╭──

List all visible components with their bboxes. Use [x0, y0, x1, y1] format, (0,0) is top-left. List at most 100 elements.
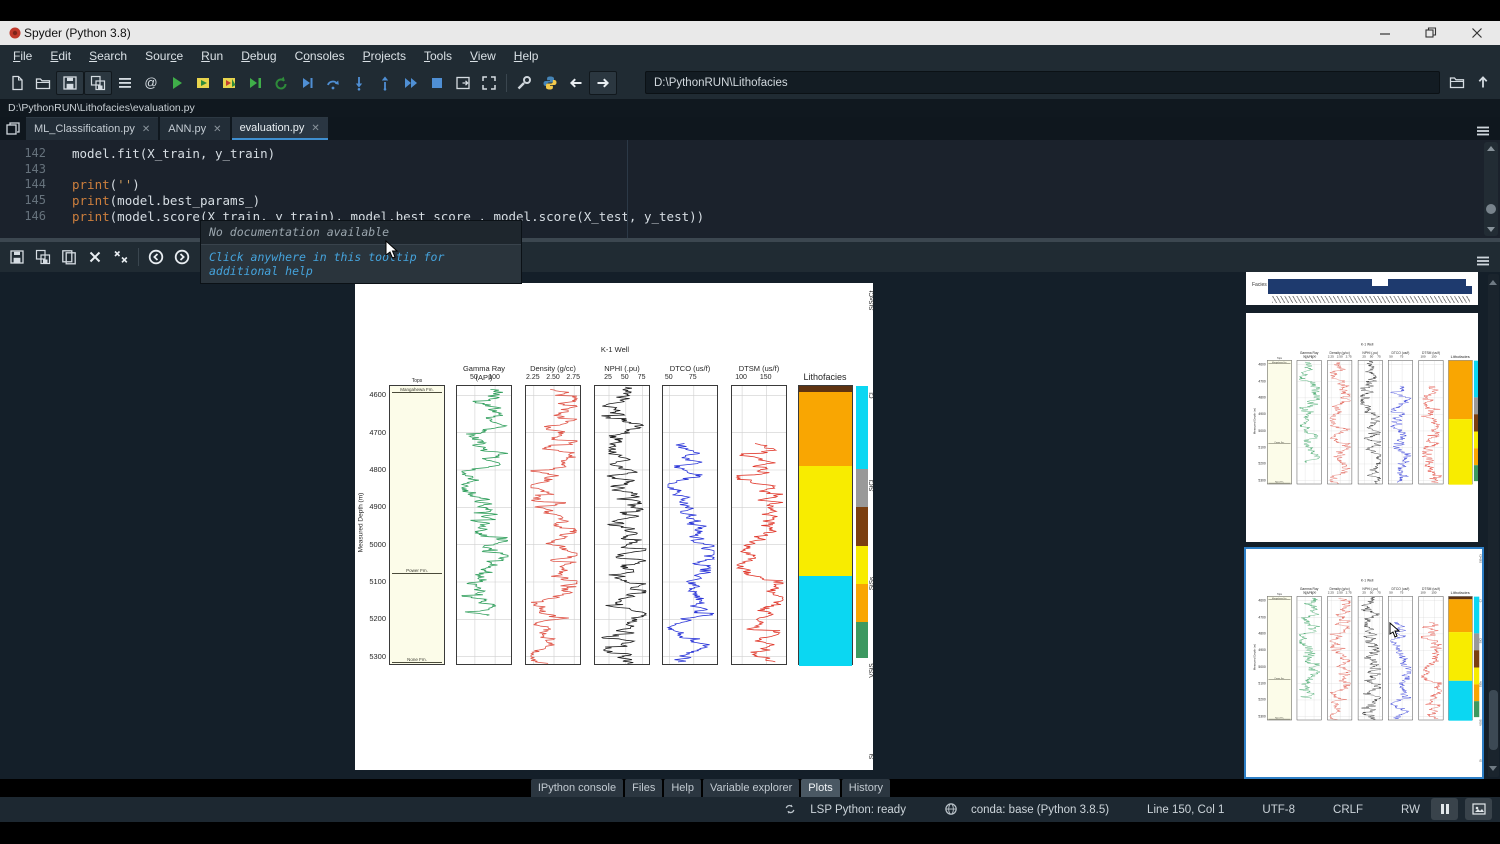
legend-segment [1474, 414, 1478, 431]
track-title: Density (g/cc) [525, 364, 581, 373]
log-track-dtsm-us-f- [1419, 360, 1444, 484]
status-text: CRLF [1333, 804, 1363, 816]
thumbnail-well-log-2[interactable]: K-1 WellMeasured Depth (m)46004700480049… [1244, 547, 1484, 779]
status-lsp-python: LSP Python: ready [783, 802, 906, 817]
pause-button[interactable] [1431, 798, 1458, 820]
new-window-icon[interactable] [450, 72, 476, 94]
editor-tab-evaluation-py[interactable]: evaluation.py✕ [232, 117, 328, 140]
status-text: LSP Python: ready [810, 804, 906, 816]
tab-close-icon[interactable]: ✕ [311, 123, 319, 134]
thumbnail-well-log-1[interactable]: K-1 WellMeasured Depth (m)46004700480049… [1246, 313, 1478, 542]
hamburger-icon[interactable] [1470, 120, 1496, 142]
close-all-icon[interactable] [108, 246, 134, 268]
editor-tab-ml_classification-py[interactable]: ML_Classification.py✕ [26, 117, 158, 140]
menu-tools[interactable]: Tools [415, 47, 461, 65]
run-cell-icon[interactable] [190, 72, 216, 94]
step-over-icon[interactable] [320, 72, 346, 94]
pane-tab-help[interactable]: Help [664, 779, 701, 797]
copy-icon[interactable] [56, 246, 82, 268]
run-cell-adv-icon[interactable] [216, 72, 242, 94]
track-title: Density (g/cc) [1327, 351, 1352, 355]
hamburger-icon[interactable] [1470, 250, 1496, 272]
close-icon[interactable] [82, 246, 108, 268]
cells-icon[interactable] [112, 72, 138, 94]
menu-search[interactable]: Search [80, 47, 136, 65]
save-icon[interactable] [4, 246, 30, 268]
scroll-up-arrow[interactable] [1487, 146, 1495, 151]
legend-segment [856, 584, 868, 622]
continue-icon[interactable] [398, 72, 424, 94]
prev-icon[interactable] [143, 246, 169, 268]
wrench-icon[interactable] [511, 72, 537, 94]
y-tick-label: 4700 [1252, 615, 1266, 619]
working-directory-field[interactable]: D:\PythonRUN\Lithofacies [645, 71, 1440, 94]
scrollbar-handle[interactable] [1486, 204, 1496, 214]
menu-projects[interactable]: Projects [354, 47, 415, 65]
browse-tabs-icon[interactable] [0, 117, 26, 140]
x-tick-label: 150 [1429, 591, 1440, 594]
legend-segment [1474, 633, 1479, 650]
line-number: 143 [24, 162, 46, 176]
menu-source[interactable]: Source [136, 47, 192, 65]
open-folder-icon[interactable] [30, 72, 56, 94]
stop-icon[interactable] [424, 72, 450, 94]
tab-close-icon[interactable]: ✕ [213, 124, 221, 135]
python-icon[interactable] [537, 72, 563, 94]
pane-tab-files[interactable]: Files [625, 779, 662, 797]
pane-tab-ipython-console[interactable]: IPython console [531, 779, 623, 797]
scroll-down-arrow[interactable] [1489, 766, 1497, 771]
x-tick-label: 75 [1374, 355, 1385, 358]
menu-run[interactable]: Run [192, 47, 232, 65]
up-icon[interactable] [1470, 71, 1496, 93]
y-tick-label: 4900 [1252, 648, 1266, 652]
thumbnail-facies-chart[interactable]: Facies [1246, 272, 1478, 305]
menu-view[interactable]: View [461, 47, 505, 65]
menu-help[interactable]: Help [505, 47, 548, 65]
x-tick-label: 2.75 [1343, 591, 1354, 594]
close-button[interactable] [1454, 21, 1500, 45]
menu-consoles[interactable]: Consoles [286, 47, 354, 65]
menu-file[interactable]: File [4, 47, 41, 65]
tab-close-icon[interactable]: ✕ [142, 124, 150, 135]
editor-scrollbar[interactable] [1484, 142, 1498, 236]
scroll-down-arrow[interactable] [1487, 227, 1495, 232]
tabbar-options-icon[interactable] [1470, 120, 1496, 142]
pane-tab-variable-explorer[interactable]: Variable explorer [703, 779, 799, 797]
back-icon[interactable] [563, 72, 589, 94]
formation-marker-label: Mangahewa Fm. [390, 387, 444, 392]
facies-axis-label: Facies [1252, 282, 1267, 288]
step-out-icon[interactable] [372, 72, 398, 94]
new-file-icon[interactable] [4, 72, 30, 94]
pane-tab-history[interactable]: History [842, 779, 890, 797]
formation-marker-label: None Fm. [1268, 480, 1292, 482]
plots-scrollbar[interactable] [1488, 274, 1499, 777]
save-all-icon[interactable] [30, 246, 56, 268]
minimize-button[interactable] [1362, 21, 1408, 45]
menu-debug[interactable]: Debug [232, 47, 285, 65]
plots-options-icon[interactable] [1470, 250, 1496, 272]
open-folder-icon[interactable] [1444, 71, 1470, 93]
rerun-icon[interactable] [268, 72, 294, 94]
y-axis-label: Measured Depth (m) [358, 483, 365, 563]
tooltip-help-link[interactable]: Click anywhere in this tooltip for addit… [201, 245, 521, 283]
debug-run-icon[interactable] [294, 72, 320, 94]
step-into-icon[interactable] [346, 72, 372, 94]
run-icon[interactable] [164, 72, 190, 94]
at-icon[interactable]: @ [138, 72, 164, 94]
save-all-icon[interactable] [84, 71, 112, 95]
scrollbar-handle[interactable] [1489, 690, 1498, 750]
forward-icon[interactable] [589, 71, 617, 95]
run-sel-icon[interactable] [242, 72, 268, 94]
scroll-up-arrow[interactable] [1489, 280, 1497, 285]
lithofacies-segment [1449, 632, 1472, 681]
menu-edit[interactable]: Edit [41, 47, 80, 65]
documentation-tooltip[interactable]: No documentation available Click anywher… [200, 220, 522, 284]
fullscreen-icon[interactable] [476, 72, 502, 94]
save-icon[interactable] [56, 71, 84, 95]
next-icon[interactable] [169, 246, 195, 268]
tooltip-text: No documentation available [201, 221, 521, 245]
restore-button[interactable] [1408, 21, 1454, 45]
editor-tab-ann-py[interactable]: ANN.py✕ [160, 117, 229, 140]
pane-tab-plots[interactable]: Plots [801, 779, 839, 797]
panel-image-button[interactable] [1465, 798, 1492, 820]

╰──

→ **Given instruction**
Swap every "hamburger-icon" in the material for "menu-toggle-icon", keep all other text the same, and omit the pictures from your answer.

→ **Reply**
List all visible components with their bboxes. Use [x0, y0, x1, y1] format, (0,0) is top-left. List at most 100 elements.
legend-segment [1474, 414, 1478, 431]
track-title: Density (g/cc) [525, 364, 581, 373]
log-track-dtsm-us-f- [1419, 360, 1444, 484]
status-text: CRLF [1333, 804, 1363, 816]
thumbnail-well-log-2[interactable]: K-1 WellMeasured Depth (m)46004700480049… [1244, 547, 1484, 779]
status-lsp-python: LSP Python: ready [783, 802, 906, 817]
pause-button[interactable] [1431, 798, 1458, 820]
new-window-icon[interactable] [450, 72, 476, 94]
editor-tab-evaluation-py[interactable]: evaluation.py✕ [232, 117, 328, 140]
status-text: LSP Python: ready [810, 804, 906, 816]
tab-close-icon[interactable]: ✕ [311, 123, 319, 134]
thumbnail-well-log-1[interactable]: K-1 WellMeasured Depth (m)46004700480049… [1246, 313, 1478, 542]
menu-toggle-icon[interactable] [1470, 120, 1496, 142]
close-all-icon[interactable] [108, 246, 134, 268]
editor-tab-ml_classification-py[interactable]: ML_Classification.py✕ [26, 117, 158, 140]
menu-tools[interactable]: Tools [415, 47, 461, 65]
run-cell-icon[interactable] [190, 72, 216, 94]
step-over-icon[interactable] [320, 72, 346, 94]
pane-tab-help[interactable]: Help [664, 779, 701, 797]
copy-icon[interactable] [56, 246, 82, 268]
run-cell-adv-icon[interactable] [216, 72, 242, 94]
track-title: Density (g/cc) [1327, 351, 1352, 355]
menu-toggle-icon[interactable] [1470, 250, 1496, 272]
close-icon[interactable] [82, 246, 108, 268]
cells-icon[interactable] [112, 72, 138, 94]
menu-search[interactable]: Search [80, 47, 136, 65]
save-icon[interactable] [4, 246, 30, 268]
scroll-up-arrow[interactable] [1487, 146, 1495, 151]
legend-segment [856, 584, 868, 622]
continue-icon[interactable] [398, 72, 424, 94]
prev-icon[interactable] [143, 246, 169, 268]
wrench-icon[interactable] [511, 72, 537, 94]
y-tick-label: 4700 [1252, 615, 1266, 619]
working-directory-field[interactable]: D:\PythonRUN\Lithofacies [645, 71, 1440, 94]
scrollbar-handle[interactable] [1486, 204, 1496, 214]
menu-projects[interactable]: Projects [354, 47, 415, 65]
browse-tabs-icon[interactable] [0, 117, 26, 140]
x-tick-label: 150 [1429, 591, 1440, 594]
legend-segment [1474, 633, 1479, 650]
line-number: 143 [24, 162, 46, 176]
menu-source[interactable]: Source [136, 47, 192, 65]
open-folder-icon[interactable] [30, 72, 56, 94]
stop-icon[interactable] [424, 72, 450, 94]
tab-close-icon[interactable]: ✕ [213, 124, 221, 135]
python-icon[interactable] [537, 72, 563, 94]
pane-tab-files[interactable]: Files [625, 779, 662, 797]
pane-tab-ipython-console[interactable]: IPython console [531, 779, 623, 797]
scroll-down-arrow[interactable] [1489, 766, 1497, 771]
x-tick-label: 75 [1374, 355, 1385, 358]
menu-run[interactable]: Run [192, 47, 232, 65]
up-icon[interactable] [1470, 71, 1496, 93]
y-tick-label: 4900 [1252, 648, 1266, 652]
thumbnail-facies-chart[interactable]: Facies [1246, 272, 1478, 305]
menu-view[interactable]: View [461, 47, 505, 65]
menu-help[interactable]: Help [505, 47, 548, 65]
x-tick-label: 2.75 [1343, 591, 1354, 594]
close-button[interactable] [1454, 21, 1500, 45]
menu-consoles[interactable]: Consoles [286, 47, 354, 65]
menu-file[interactable]: File [4, 47, 41, 65]
tab-close-icon[interactable]: ✕ [142, 124, 150, 135]
editor-scrollbar[interactable] [1484, 142, 1498, 236]
scroll-down-arrow[interactable] [1487, 227, 1495, 232]
tabbar-options-icon[interactable] [1470, 120, 1496, 142]
pane-tab-variable-explorer[interactable]: Variable explorer [703, 779, 799, 797]
back-icon[interactable] [563, 72, 589, 94]
formation-marker-label: Mangahewa Fm. [390, 387, 444, 392]
facies-axis-label: Facies [1252, 282, 1267, 288]
step-out-icon[interactable] [372, 72, 398, 94]
new-file-icon[interactable] [4, 72, 30, 94]
pane-tab-history[interactable]: History [842, 779, 890, 797]
formation-marker-label: None Fm. [1268, 480, 1292, 482]
plots-scrollbar[interactable] [1488, 274, 1499, 777]
save-all-icon[interactable] [30, 246, 56, 268]
minimize-button[interactable] [1362, 21, 1408, 45]
menu-debug[interactable]: Debug [232, 47, 285, 65]
plots-options-icon[interactable] [1470, 250, 1496, 272]
open-folder-icon[interactable] [1444, 71, 1470, 93]
rerun-icon[interactable] [268, 72, 294, 94]
y-axis-label: Measured Depth (m) [358, 483, 365, 563]
tooltip-help-link[interactable]: Click anywhere in this tooltip for addit… [201, 245, 521, 283]
debug-run-icon[interactable] [294, 72, 320, 94]
step-into-icon[interactable] [346, 72, 372, 94]
run-icon[interactable] [164, 72, 190, 94]
at-icon[interactable]: @ [138, 72, 164, 94]
save-all-icon[interactable] [84, 71, 112, 95]
scrollbar-handle[interactable] [1489, 690, 1498, 750]
forward-icon[interactable] [589, 71, 617, 95]
run-sel-icon[interactable] [242, 72, 268, 94]
scroll-up-arrow[interactable] [1489, 280, 1497, 285]
lithofacies-segment [1449, 632, 1472, 681]
menu-edit[interactable]: Edit [41, 47, 80, 65]
documentation-tooltip[interactable]: No documentation available Click anywher… [200, 220, 522, 284]
fullscreen-icon[interactable] [476, 72, 502, 94]
save-icon[interactable] [56, 71, 84, 95]
next-icon[interactable] [169, 246, 195, 268]
tooltip-text: No documentation available [201, 221, 521, 245]
restore-button[interactable] [1408, 21, 1454, 45]
editor-tab-ann-py[interactable]: ANN.py✕ [160, 117, 229, 140]
pane-tab-plots[interactable]: Plots [801, 779, 839, 797]
panel-image-button[interactable] [1465, 798, 1492, 820]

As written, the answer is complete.